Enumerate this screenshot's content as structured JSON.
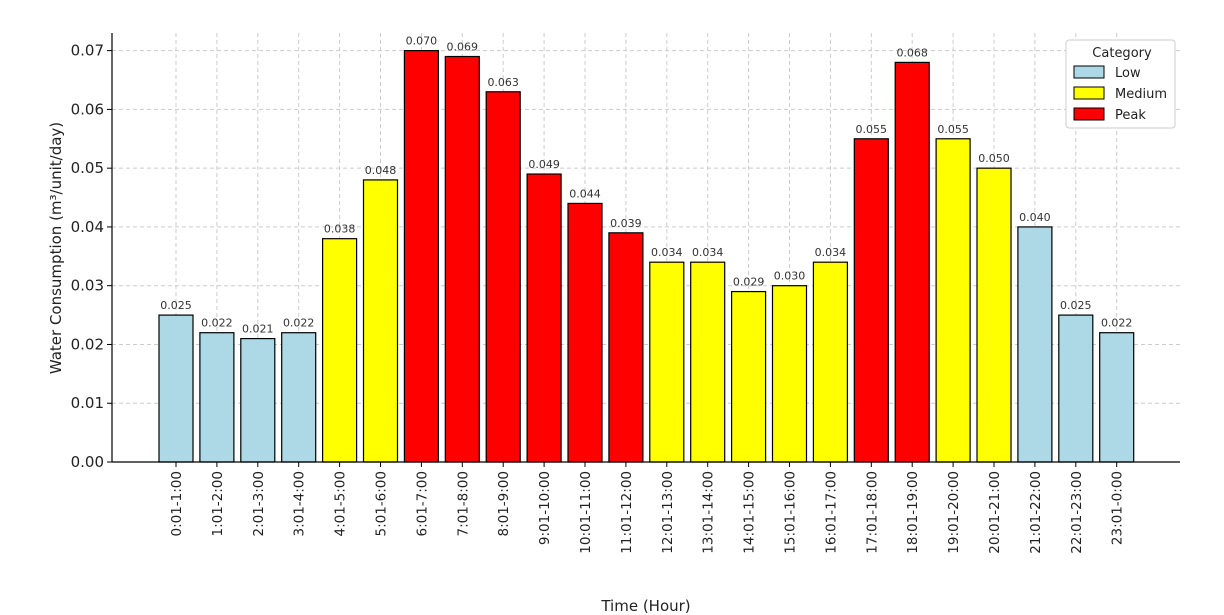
{
  "chart_data": {
    "type": "bar",
    "xlabel": "Time (Hour)",
    "ylabel": "Water Consumption (m³/unit/day)",
    "ylim": [
      0,
      0.073
    ],
    "yticks": [
      0.0,
      0.01,
      0.02,
      0.03,
      0.04,
      0.05,
      0.06,
      0.07
    ],
    "ytick_labels": [
      "0.00",
      "0.01",
      "0.02",
      "0.03",
      "0.04",
      "0.05",
      "0.06",
      "0.07"
    ],
    "grid": true,
    "legend": {
      "title": "Category",
      "placement": "top-right",
      "entries": [
        {
          "name": "Low",
          "color": "#add8e6"
        },
        {
          "name": "Medium",
          "color": "#ffff00"
        },
        {
          "name": "Peak",
          "color": "#ff0000"
        }
      ]
    },
    "categories": [
      "0:01-1:00",
      "1:01-2:00",
      "2:01-3:00",
      "3:01-4:00",
      "4:01-5:00",
      "5:01-6:00",
      "6:01-7:00",
      "7:01-8:00",
      "8:01-9:00",
      "9:01-10:00",
      "10:01-11:00",
      "11:01-12:00",
      "12:01-13:00",
      "13:01-14:00",
      "14:01-15:00",
      "15:01-16:00",
      "16:01-17:00",
      "17:01-18:00",
      "18:01-19:00",
      "19:01-20:00",
      "20:01-21:00",
      "21:01-22:00",
      "22:01-23:00",
      "23:01-0:00"
    ],
    "values": [
      0.025,
      0.022,
      0.021,
      0.022,
      0.038,
      0.048,
      0.07,
      0.069,
      0.063,
      0.049,
      0.044,
      0.039,
      0.034,
      0.034,
      0.029,
      0.03,
      0.034,
      0.055,
      0.068,
      0.055,
      0.05,
      0.04,
      0.025,
      0.022
    ],
    "value_labels": [
      "0.025",
      "0.022",
      "0.021",
      "0.022",
      "0.038",
      "0.048",
      "0.070",
      "0.069",
      "0.063",
      "0.049",
      "0.044",
      "0.039",
      "0.034",
      "0.034",
      "0.029",
      "0.030",
      "0.034",
      "0.055",
      "0.068",
      "0.055",
      "0.050",
      "0.040",
      "0.025",
      "0.022"
    ],
    "bar_categories": [
      "Low",
      "Low",
      "Low",
      "Low",
      "Medium",
      "Medium",
      "Peak",
      "Peak",
      "Peak",
      "Peak",
      "Peak",
      "Peak",
      "Medium",
      "Medium",
      "Medium",
      "Medium",
      "Medium",
      "Peak",
      "Peak",
      "Medium",
      "Medium",
      "Low",
      "Low",
      "Low"
    ]
  }
}
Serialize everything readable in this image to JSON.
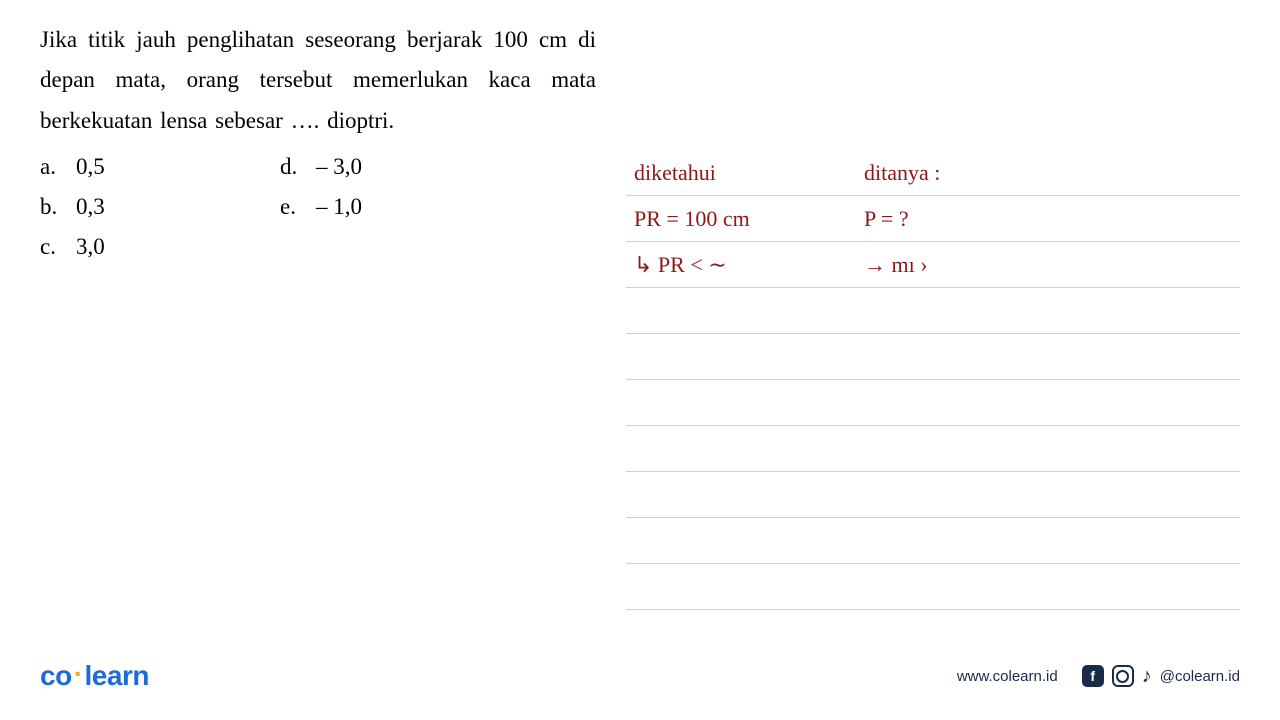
{
  "question": {
    "text": "Jika titik jauh penglihatan seseorang berjarak 100 cm di depan mata, orang tersebut memerlukan kaca mata berkekuatan lensa sebesar …. dioptri.",
    "options": {
      "a": "0,5",
      "b": "0,3",
      "c": "3,0",
      "d": "– 3,0",
      "e": "– 1,0"
    }
  },
  "handwriting": {
    "row1": {
      "left": "diketahui",
      "right": "ditanya :"
    },
    "row2": {
      "left": "PR = 100 cm",
      "right": "P = ?"
    },
    "row3": {
      "left": "↳ PR < ∼",
      "right": "→  mı ›"
    }
  },
  "footer": {
    "logo_co": "co",
    "logo_learn": "learn",
    "website": "www.colearn.id",
    "handle": "@colearn.id"
  },
  "style": {
    "hw_color": "#8b1919",
    "line_color": "#d0d0d0",
    "logo_blue": "#1f6bd6",
    "logo_orange": "#f5a623",
    "footer_dark": "#1a2b4a",
    "bg": "#ffffff",
    "question_fontsize": 23,
    "hw_fontsize": 22
  }
}
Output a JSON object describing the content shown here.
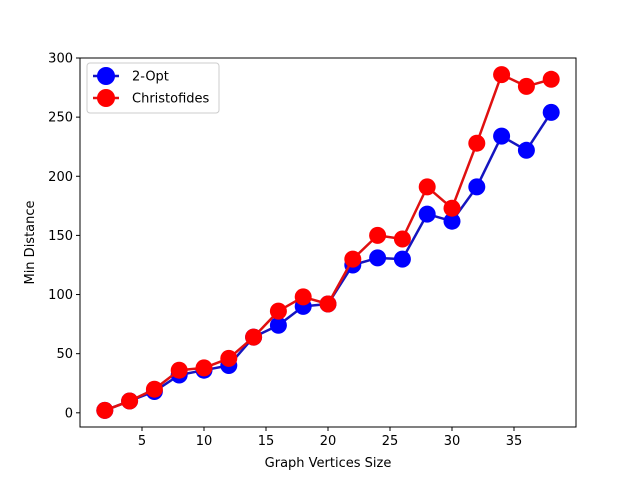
{
  "chart_data": {
    "type": "line",
    "title": "",
    "xlabel": "Graph Vertices Size",
    "ylabel": "Min Distance",
    "xlim": [
      0,
      40
    ],
    "ylim": [
      -12,
      300
    ],
    "x_ticks": [
      5,
      10,
      15,
      20,
      25,
      30,
      35
    ],
    "y_ticks": [
      0,
      50,
      100,
      150,
      200,
      250,
      300
    ],
    "grid": false,
    "legend_position": "top-left",
    "x": [
      2,
      4,
      6,
      8,
      10,
      12,
      14,
      16,
      18,
      20,
      22,
      24,
      26,
      28,
      30,
      32,
      34,
      36,
      38
    ],
    "series": [
      {
        "name": "2-Opt",
        "color": "#0000ff",
        "line_color": "#1515c0",
        "values": [
          2,
          10,
          18,
          32,
          36,
          40,
          64,
          74,
          90,
          92,
          125,
          131,
          130,
          168,
          162,
          191,
          234,
          222,
          254
        ]
      },
      {
        "name": "Christofides",
        "color": "#ff0000",
        "line_color": "#e01010",
        "values": [
          2,
          10,
          20,
          36,
          38,
          46,
          64,
          86,
          98,
          92,
          130,
          150,
          147,
          191,
          173,
          228,
          286,
          276,
          282
        ]
      }
    ]
  }
}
------------------------------------
PROBLEM DETAILS: Skip the pictures and transcribe the rest of the records exactly.

RESPONSE:
Enumerate this screenshot's content as structured JSON.
{
  "chart_data": {
    "type": "bar",
    "xlabel": "Time (Hour)",
    "ylabel": "Water Consumption (m³/unit/day)",
    "ylim": [
      0,
      0.073
    ],
    "yticks": [
      0.0,
      0.01,
      0.02,
      0.03,
      0.04,
      0.05,
      0.06,
      0.07
    ],
    "ytick_labels": [
      "0.00",
      "0.01",
      "0.02",
      "0.03",
      "0.04",
      "0.05",
      "0.06",
      "0.07"
    ],
    "grid": true,
    "legend": {
      "title": "Category",
      "placement": "top-right",
      "entries": [
        {
          "name": "Low",
          "color": "#add8e6"
        },
        {
          "name": "Medium",
          "color": "#ffff00"
        },
        {
          "name": "Peak",
          "color": "#ff0000"
        }
      ]
    },
    "categories": [
      "0:01-1:00",
      "1:01-2:00",
      "2:01-3:00",
      "3:01-4:00",
      "4:01-5:00",
      "5:01-6:00",
      "6:01-7:00",
      "7:01-8:00",
      "8:01-9:00",
      "9:01-10:00",
      "10:01-11:00",
      "11:01-12:00",
      "12:01-13:00",
      "13:01-14:00",
      "14:01-15:00",
      "15:01-16:00",
      "16:01-17:00",
      "17:01-18:00",
      "18:01-19:00",
      "19:01-20:00",
      "20:01-21:00",
      "21:01-22:00",
      "22:01-23:00",
      "23:01-0:00"
    ],
    "values": [
      0.025,
      0.022,
      0.021,
      0.022,
      0.038,
      0.048,
      0.07,
      0.069,
      0.063,
      0.049,
      0.044,
      0.039,
      0.034,
      0.034,
      0.029,
      0.03,
      0.034,
      0.055,
      0.068,
      0.055,
      0.05,
      0.04,
      0.025,
      0.022
    ],
    "value_labels": [
      "0.025",
      "0.022",
      "0.021",
      "0.022",
      "0.038",
      "0.048",
      "0.070",
      "0.069",
      "0.063",
      "0.049",
      "0.044",
      "0.039",
      "0.034",
      "0.034",
      "0.029",
      "0.030",
      "0.034",
      "0.055",
      "0.068",
      "0.055",
      "0.050",
      "0.040",
      "0.025",
      "0.022"
    ],
    "bar_categories": [
      "Low",
      "Low",
      "Low",
      "Low",
      "Medium",
      "Medium",
      "Peak",
      "Peak",
      "Peak",
      "Peak",
      "Peak",
      "Peak",
      "Medium",
      "Medium",
      "Medium",
      "Medium",
      "Medium",
      "Peak",
      "Peak",
      "Medium",
      "Medium",
      "Low",
      "Low",
      "Low"
    ]
  }
}
Serialize everything readable in this image to JSON.
{
  "question": {
    "text": "Jika titik jauh penglihatan seseorang berjarak 100 cm di depan mata, orang tersebut memerlukan kaca mata berkekuatan lensa sebesar …. dioptri.",
    "options": {
      "a": "0,5",
      "b": "0,3",
      "c": "3,0",
      "d": "– 3,0",
      "e": "– 1,0"
    }
  },
  "handwriting": {
    "row1": {
      "left": "diketahui",
      "right": "ditanya :"
    },
    "row2": {
      "left": "PR = 100 cm",
      "right": "P = ?"
    },
    "row3": {
      "left": "↳ PR < ∼",
      "right": "→  mı ›"
    }
  },
  "footer": {
    "logo_co": "co",
    "logo_learn": "learn",
    "website": "www.colearn.id",
    "handle": "@colearn.id"
  },
  "style": {
    "hw_color": "#8b1919",
    "line_color": "#d0d0d0",
    "logo_blue": "#1f6bd6",
    "logo_orange": "#f5a623",
    "footer_dark": "#1a2b4a",
    "bg": "#ffffff",
    "question_fontsize": 23,
    "hw_fontsize": 22
  }
}
Output a JSON object describing the content shown here.
{
  "chart_data": {
    "type": "line",
    "title": "",
    "xlabel": "Graph Vertices Size",
    "ylabel": "Min Distance",
    "xlim": [
      0,
      40
    ],
    "ylim": [
      -12,
      300
    ],
    "x_ticks": [
      5,
      10,
      15,
      20,
      25,
      30,
      35
    ],
    "y_ticks": [
      0,
      50,
      100,
      150,
      200,
      250,
      300
    ],
    "grid": false,
    "legend_position": "top-left",
    "x": [
      2,
      4,
      6,
      8,
      10,
      12,
      14,
      16,
      18,
      20,
      22,
      24,
      26,
      28,
      30,
      32,
      34,
      36,
      38
    ],
    "series": [
      {
        "name": "2-Opt",
        "color": "#0000ff",
        "line_color": "#1515c0",
        "values": [
          2,
          10,
          18,
          32,
          36,
          40,
          64,
          74,
          90,
          92,
          125,
          131,
          130,
          168,
          162,
          191,
          234,
          222,
          254
        ]
      },
      {
        "name": "Christofides",
        "color": "#ff0000",
        "line_color": "#e01010",
        "values": [
          2,
          10,
          20,
          36,
          38,
          46,
          64,
          86,
          98,
          92,
          130,
          150,
          147,
          191,
          173,
          228,
          286,
          276,
          282
        ]
      }
    ]
  }
}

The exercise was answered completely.